## start Stored data

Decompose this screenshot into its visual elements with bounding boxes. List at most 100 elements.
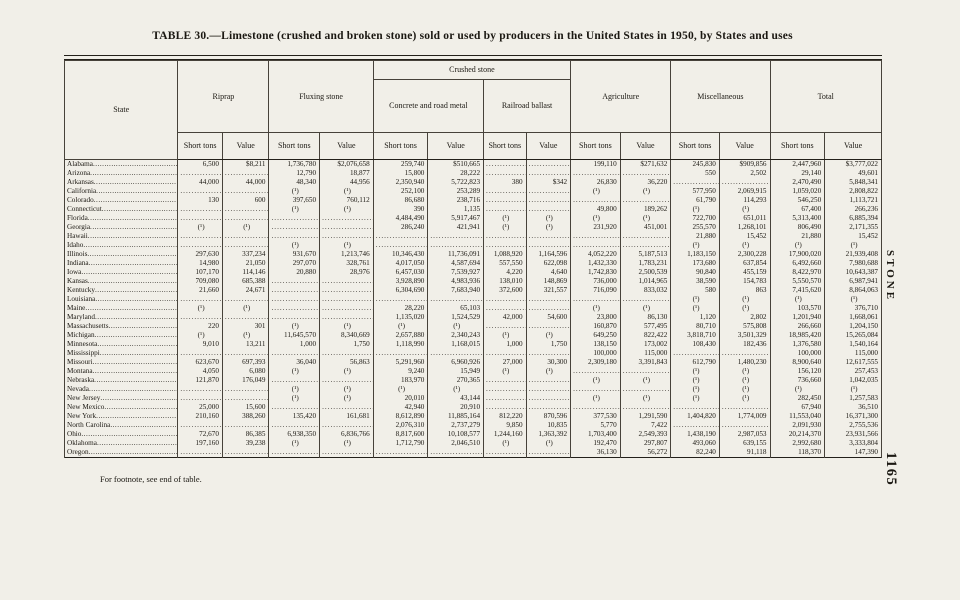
value-cell: 4,484,490 xyxy=(372,214,429,223)
empty-cell xyxy=(221,169,270,178)
empty-cell xyxy=(525,448,572,458)
col-header-riprap: Riprap xyxy=(177,60,270,133)
value-cell: 20,010 xyxy=(372,394,429,403)
value-cell: 1,000 xyxy=(268,340,321,349)
empty-cell xyxy=(177,448,223,458)
value-cell: 9,240 xyxy=(372,367,429,376)
value-cell: 7,422 xyxy=(619,421,672,430)
value-cell: 4,017,050 xyxy=(372,259,429,268)
value-cell: (¹) xyxy=(319,187,374,196)
value-cell: (¹) xyxy=(319,241,374,250)
subcol-agriculture-value: Value xyxy=(619,132,672,160)
value-cell: 138,010 xyxy=(483,277,527,286)
empty-cell xyxy=(427,241,485,250)
empty-cell xyxy=(525,232,572,241)
value-cell: 863 xyxy=(718,286,771,295)
value-cell: 321,557 xyxy=(525,286,572,295)
value-cell: 421,941 xyxy=(427,223,485,232)
empty-cell xyxy=(177,313,223,322)
empty-cell xyxy=(525,196,572,205)
value-cell: 1,750 xyxy=(525,340,572,349)
value-cell: $342 xyxy=(525,178,572,187)
empty-cell xyxy=(268,403,321,412)
value-cell: 1,291,590 xyxy=(619,412,672,421)
value-cell: 1,183,150 xyxy=(670,250,720,259)
value-cell: 9,010 xyxy=(177,340,223,349)
value-cell: (¹) xyxy=(319,439,374,448)
value-cell: 114,293 xyxy=(718,196,771,205)
empty-cell xyxy=(483,205,527,214)
empty-cell xyxy=(372,232,429,241)
value-cell: $271,632 xyxy=(619,159,672,169)
value-cell: 7,683,940 xyxy=(427,286,485,295)
empty-cell xyxy=(177,214,223,223)
value-cell: 1,432,330 xyxy=(570,259,621,268)
value-cell: 2,300,228 xyxy=(718,250,771,259)
value-cell: $3,777,022 xyxy=(824,159,882,169)
value-cell: 210,160 xyxy=(177,412,223,421)
value-cell: (¹) xyxy=(769,295,826,304)
value-cell: 130 xyxy=(177,196,223,205)
state-name: Indiana xyxy=(63,259,179,268)
subcol-miscellaneous-value: Value xyxy=(718,132,771,160)
state-name: Mississippi xyxy=(63,349,179,358)
table-row: Nevada(¹)(¹)(¹)(¹)(¹)(¹)(¹)(¹) xyxy=(63,385,882,394)
subcol-total-value: Value xyxy=(824,132,882,160)
value-cell: 11,885,164 xyxy=(427,412,485,421)
value-cell: 1,257,583 xyxy=(824,394,882,403)
state-name: Louisiana xyxy=(63,295,179,304)
table-body: Alabama6,500$8,2111,736,780$2,076,658259… xyxy=(63,159,882,458)
value-cell: (¹) xyxy=(483,367,527,376)
value-cell: (¹) xyxy=(718,241,771,250)
value-cell: 182,436 xyxy=(718,340,771,349)
value-cell: 27,000 xyxy=(483,358,527,367)
col-header-concrete-road-metal: Concrete and road metal xyxy=(372,79,485,133)
empty-cell xyxy=(619,196,672,205)
value-cell: (¹) xyxy=(718,304,771,313)
value-cell: (¹) xyxy=(483,223,527,232)
value-cell: (¹) xyxy=(268,205,321,214)
value-cell: 15,452 xyxy=(718,232,771,241)
value-cell: 736,660 xyxy=(769,376,826,385)
value-cell: 147,390 xyxy=(824,448,882,458)
table-row: Colorado130600397,650760,11286,680238,71… xyxy=(63,196,882,205)
col-header-crushed-stone: Crushed stone xyxy=(372,60,572,80)
empty-cell xyxy=(718,178,771,187)
empty-cell xyxy=(483,169,527,178)
value-cell: 44,000 xyxy=(221,178,270,187)
empty-cell xyxy=(427,295,485,304)
subcol-miscellaneous-short-tons: Short tons xyxy=(670,132,720,160)
value-cell: 1,268,101 xyxy=(718,223,771,232)
value-cell: (¹) xyxy=(619,304,672,313)
value-cell: 1,736,780 xyxy=(268,159,321,169)
empty-cell xyxy=(268,313,321,322)
value-cell: (¹) xyxy=(570,214,621,223)
value-cell: 2,470,490 xyxy=(769,178,826,187)
value-cell: 15,800 xyxy=(372,169,429,178)
empty-cell xyxy=(670,349,720,358)
state-name: Kansas xyxy=(63,277,179,286)
value-cell: 2,046,510 xyxy=(427,439,485,448)
value-cell: 451,001 xyxy=(619,223,672,232)
value-cell: (¹) xyxy=(670,376,720,385)
col-header-agriculture: Agriculture xyxy=(570,60,672,133)
value-cell: 252,100 xyxy=(372,187,429,196)
table-row: Iowa107,170114,14620,88028,9766,457,0307… xyxy=(63,268,882,277)
value-cell: 6,836,766 xyxy=(319,430,374,439)
value-cell: 8,340,669 xyxy=(319,331,374,340)
table-row: Idaho(¹)(¹)(¹)(¹)(¹)(¹) xyxy=(63,241,882,250)
value-cell: 5,770 xyxy=(570,421,621,430)
empty-cell xyxy=(319,214,374,223)
value-cell: (¹) xyxy=(177,331,223,340)
value-cell: 20,880 xyxy=(268,268,321,277)
table-row: California(¹)(¹)252,100253,289(¹)(¹)577,… xyxy=(63,187,882,196)
value-cell: 80,710 xyxy=(670,322,720,331)
empty-cell xyxy=(619,169,672,178)
state-name: Illinois xyxy=(63,250,179,259)
value-cell: $510,665 xyxy=(427,159,485,169)
value-cell: 822,422 xyxy=(619,331,672,340)
value-cell: (¹) xyxy=(268,322,321,331)
value-cell: 297,070 xyxy=(268,259,321,268)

## end Stored data

■ What needs to be done
Identify each line in the items above containing the word "agriculture", and copy those lines. The match is case-sensitive.

■ Reply
subcol-agriculture-value: Value xyxy=(619,132,672,160)
col-header-agriculture: Agriculture xyxy=(570,60,672,133)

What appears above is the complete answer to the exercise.